* **SUPPLIED MATERIAL**
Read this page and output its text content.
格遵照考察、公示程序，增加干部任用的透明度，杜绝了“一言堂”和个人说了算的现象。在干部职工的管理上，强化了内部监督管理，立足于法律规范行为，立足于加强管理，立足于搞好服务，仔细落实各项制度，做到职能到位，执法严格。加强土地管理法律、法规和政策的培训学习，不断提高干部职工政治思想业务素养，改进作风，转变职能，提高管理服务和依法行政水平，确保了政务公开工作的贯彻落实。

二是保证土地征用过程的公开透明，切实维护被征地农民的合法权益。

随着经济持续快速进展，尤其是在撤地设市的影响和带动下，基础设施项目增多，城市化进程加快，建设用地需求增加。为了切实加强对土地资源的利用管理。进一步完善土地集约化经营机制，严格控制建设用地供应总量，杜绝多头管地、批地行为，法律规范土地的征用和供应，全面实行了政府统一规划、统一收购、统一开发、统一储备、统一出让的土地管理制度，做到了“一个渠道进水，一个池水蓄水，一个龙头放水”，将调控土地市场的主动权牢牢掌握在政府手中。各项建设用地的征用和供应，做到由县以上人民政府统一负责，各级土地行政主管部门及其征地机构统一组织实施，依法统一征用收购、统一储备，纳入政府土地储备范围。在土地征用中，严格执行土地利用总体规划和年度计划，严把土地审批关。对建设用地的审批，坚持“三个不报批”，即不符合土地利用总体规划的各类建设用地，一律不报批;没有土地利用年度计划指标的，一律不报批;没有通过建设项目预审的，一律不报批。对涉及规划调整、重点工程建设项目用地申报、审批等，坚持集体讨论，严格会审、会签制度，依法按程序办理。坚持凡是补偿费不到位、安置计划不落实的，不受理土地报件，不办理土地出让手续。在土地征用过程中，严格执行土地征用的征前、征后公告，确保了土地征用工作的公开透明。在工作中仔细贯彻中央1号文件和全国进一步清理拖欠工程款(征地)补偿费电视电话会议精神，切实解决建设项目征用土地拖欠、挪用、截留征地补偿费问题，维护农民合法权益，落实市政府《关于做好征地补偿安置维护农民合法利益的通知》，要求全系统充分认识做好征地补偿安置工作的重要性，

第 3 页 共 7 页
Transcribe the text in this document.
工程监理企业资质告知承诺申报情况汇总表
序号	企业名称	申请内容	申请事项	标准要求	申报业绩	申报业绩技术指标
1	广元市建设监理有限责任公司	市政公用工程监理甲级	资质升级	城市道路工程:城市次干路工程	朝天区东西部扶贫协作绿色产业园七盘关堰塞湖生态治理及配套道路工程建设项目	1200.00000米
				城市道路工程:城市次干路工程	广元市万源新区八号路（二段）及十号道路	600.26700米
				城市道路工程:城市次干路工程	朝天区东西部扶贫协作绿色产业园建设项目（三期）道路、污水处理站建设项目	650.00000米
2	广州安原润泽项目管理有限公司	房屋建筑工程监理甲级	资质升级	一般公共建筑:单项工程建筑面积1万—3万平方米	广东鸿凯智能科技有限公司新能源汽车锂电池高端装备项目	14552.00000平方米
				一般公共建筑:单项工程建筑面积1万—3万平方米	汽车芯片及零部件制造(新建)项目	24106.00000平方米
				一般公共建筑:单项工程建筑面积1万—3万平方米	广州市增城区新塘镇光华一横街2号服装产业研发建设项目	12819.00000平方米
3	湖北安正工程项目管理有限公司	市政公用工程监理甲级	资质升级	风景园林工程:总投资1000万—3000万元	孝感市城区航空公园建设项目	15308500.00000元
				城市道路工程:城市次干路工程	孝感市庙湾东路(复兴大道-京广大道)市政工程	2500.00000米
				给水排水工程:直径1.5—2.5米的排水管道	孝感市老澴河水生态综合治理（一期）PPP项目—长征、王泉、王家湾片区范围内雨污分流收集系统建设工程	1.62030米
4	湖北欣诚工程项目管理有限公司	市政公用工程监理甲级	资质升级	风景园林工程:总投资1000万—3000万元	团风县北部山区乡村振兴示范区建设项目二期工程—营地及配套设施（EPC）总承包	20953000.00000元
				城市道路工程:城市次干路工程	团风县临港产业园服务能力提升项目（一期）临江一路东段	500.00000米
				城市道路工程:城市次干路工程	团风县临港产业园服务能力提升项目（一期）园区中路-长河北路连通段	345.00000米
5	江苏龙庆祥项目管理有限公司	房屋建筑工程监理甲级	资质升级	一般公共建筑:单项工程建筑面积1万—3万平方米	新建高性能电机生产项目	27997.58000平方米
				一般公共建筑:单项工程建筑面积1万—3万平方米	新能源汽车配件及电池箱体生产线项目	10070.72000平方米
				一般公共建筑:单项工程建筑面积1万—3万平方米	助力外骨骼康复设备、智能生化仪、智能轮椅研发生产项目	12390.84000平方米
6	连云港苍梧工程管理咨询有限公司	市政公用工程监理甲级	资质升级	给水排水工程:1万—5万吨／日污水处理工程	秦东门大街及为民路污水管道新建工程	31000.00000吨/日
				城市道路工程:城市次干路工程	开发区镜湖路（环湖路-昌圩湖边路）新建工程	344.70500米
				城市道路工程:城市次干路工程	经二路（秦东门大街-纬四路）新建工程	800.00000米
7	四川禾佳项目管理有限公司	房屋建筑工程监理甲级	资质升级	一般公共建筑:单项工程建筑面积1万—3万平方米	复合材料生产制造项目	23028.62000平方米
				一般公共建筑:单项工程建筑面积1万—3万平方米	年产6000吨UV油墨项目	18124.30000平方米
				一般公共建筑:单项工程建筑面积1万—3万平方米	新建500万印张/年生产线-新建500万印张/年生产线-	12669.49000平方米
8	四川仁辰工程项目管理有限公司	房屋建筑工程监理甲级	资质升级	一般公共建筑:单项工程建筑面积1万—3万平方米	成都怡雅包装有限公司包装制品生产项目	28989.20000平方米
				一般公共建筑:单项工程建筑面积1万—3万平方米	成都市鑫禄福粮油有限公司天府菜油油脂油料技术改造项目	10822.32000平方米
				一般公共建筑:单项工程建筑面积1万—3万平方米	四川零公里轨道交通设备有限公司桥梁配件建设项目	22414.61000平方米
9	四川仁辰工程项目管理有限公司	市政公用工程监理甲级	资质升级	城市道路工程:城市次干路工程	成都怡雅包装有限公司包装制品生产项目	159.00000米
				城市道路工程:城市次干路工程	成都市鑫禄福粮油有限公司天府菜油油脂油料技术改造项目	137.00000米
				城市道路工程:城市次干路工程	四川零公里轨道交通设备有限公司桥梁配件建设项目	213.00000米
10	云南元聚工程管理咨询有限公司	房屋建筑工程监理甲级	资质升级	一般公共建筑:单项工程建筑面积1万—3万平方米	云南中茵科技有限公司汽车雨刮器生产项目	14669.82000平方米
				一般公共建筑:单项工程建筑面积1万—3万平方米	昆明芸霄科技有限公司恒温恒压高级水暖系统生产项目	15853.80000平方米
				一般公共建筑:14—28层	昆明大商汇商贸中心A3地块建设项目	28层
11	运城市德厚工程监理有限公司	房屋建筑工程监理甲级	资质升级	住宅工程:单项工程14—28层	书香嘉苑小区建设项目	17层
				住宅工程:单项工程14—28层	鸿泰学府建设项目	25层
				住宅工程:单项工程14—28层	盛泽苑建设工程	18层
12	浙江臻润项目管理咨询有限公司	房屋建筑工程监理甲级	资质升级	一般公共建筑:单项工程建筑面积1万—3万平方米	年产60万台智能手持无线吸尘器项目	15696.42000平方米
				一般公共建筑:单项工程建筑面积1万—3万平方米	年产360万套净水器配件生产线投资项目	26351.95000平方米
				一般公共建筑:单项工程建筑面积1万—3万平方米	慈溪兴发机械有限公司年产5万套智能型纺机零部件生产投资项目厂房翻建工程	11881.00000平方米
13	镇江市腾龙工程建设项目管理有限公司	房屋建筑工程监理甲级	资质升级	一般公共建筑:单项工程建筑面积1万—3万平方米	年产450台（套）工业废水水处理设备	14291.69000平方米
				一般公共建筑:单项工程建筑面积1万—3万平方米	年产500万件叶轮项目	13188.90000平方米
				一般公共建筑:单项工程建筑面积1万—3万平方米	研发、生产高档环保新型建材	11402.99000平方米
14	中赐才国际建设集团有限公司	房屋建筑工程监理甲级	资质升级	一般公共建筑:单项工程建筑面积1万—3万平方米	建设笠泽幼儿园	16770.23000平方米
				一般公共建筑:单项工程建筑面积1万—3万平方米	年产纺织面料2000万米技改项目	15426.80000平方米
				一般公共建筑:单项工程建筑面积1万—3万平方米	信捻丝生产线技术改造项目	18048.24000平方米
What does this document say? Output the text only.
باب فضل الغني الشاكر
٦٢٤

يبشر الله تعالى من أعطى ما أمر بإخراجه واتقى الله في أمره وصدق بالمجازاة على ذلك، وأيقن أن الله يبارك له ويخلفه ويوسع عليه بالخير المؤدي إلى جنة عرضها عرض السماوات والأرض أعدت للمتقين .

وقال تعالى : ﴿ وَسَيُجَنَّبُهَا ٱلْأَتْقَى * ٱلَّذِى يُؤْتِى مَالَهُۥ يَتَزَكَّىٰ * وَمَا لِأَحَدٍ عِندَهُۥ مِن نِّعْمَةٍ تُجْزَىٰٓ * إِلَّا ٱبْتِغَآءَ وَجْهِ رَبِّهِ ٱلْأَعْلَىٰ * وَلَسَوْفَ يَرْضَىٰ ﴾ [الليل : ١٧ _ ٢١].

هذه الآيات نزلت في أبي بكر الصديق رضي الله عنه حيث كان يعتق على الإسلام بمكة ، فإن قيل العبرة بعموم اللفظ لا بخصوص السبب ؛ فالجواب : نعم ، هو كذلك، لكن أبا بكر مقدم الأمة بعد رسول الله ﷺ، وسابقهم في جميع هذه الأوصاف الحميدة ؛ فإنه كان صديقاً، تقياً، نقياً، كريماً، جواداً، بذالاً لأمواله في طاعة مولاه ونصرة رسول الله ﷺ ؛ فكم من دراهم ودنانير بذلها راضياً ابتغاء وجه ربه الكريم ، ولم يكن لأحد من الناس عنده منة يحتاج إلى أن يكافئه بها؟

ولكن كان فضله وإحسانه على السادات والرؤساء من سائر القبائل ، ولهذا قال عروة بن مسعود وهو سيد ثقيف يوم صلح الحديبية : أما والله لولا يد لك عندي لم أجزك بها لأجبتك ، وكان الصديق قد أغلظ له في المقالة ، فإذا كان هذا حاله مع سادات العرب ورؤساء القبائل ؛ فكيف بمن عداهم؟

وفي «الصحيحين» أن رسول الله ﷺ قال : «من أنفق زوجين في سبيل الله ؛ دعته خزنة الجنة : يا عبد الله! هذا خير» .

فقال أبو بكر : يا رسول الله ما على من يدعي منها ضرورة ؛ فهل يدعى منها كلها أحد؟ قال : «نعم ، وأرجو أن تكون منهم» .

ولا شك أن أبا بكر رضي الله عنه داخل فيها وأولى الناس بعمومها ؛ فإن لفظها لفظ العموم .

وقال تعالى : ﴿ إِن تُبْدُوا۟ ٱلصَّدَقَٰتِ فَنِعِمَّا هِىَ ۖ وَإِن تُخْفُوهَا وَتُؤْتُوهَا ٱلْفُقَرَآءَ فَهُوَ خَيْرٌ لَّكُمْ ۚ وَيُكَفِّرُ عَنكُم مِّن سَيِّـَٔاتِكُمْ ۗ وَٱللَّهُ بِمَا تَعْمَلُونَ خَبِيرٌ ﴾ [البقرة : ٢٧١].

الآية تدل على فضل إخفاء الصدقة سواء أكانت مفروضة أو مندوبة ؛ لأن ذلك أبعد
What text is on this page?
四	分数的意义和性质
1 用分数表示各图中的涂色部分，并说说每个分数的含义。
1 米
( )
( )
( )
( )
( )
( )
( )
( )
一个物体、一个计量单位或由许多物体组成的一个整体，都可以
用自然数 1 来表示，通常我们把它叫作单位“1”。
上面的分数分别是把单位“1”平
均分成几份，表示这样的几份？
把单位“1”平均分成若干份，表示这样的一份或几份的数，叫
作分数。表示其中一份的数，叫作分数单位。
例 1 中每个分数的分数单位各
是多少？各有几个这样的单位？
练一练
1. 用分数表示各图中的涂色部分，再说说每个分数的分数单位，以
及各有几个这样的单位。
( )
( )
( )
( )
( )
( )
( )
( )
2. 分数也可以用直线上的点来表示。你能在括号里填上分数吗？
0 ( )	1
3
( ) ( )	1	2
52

* **WHAT TO DO**
Only the lines from the one that contains "What text is on this page?" to the end of the entries above should be given again, exactly and in full.

* **FINISHED EXERCISE**
What text is on this page?
四	分数的意义和性质
1 用分数表示各图中的涂色部分，并说说每个分数的含义。
1 米
( )
( )
( )
( )
( )
( )
( )
( )
一个物体、一个计量单位或由许多物体组成的一个整体，都可以
用自然数 1 来表示，通常我们把它叫作单位“1”。
上面的分数分别是把单位“1”平
均分成几份，表示这样的几份？
把单位“1”平均分成若干份，表示这样的一份或几份的数，叫
作分数。表示其中一份的数，叫作分数单位。
例 1 中每个分数的分数单位各
是多少？各有几个这样的单位？
练一练
1. 用分数表示各图中的涂色部分，再说说每个分数的分数单位，以
及各有几个这样的单位。
( )
( )
( )
( )
( )
( )
( )
( )
2. 分数也可以用直线上的点来表示。你能在括号里填上分数吗？
0 ( )	1
3
( ) ( )	1	2
52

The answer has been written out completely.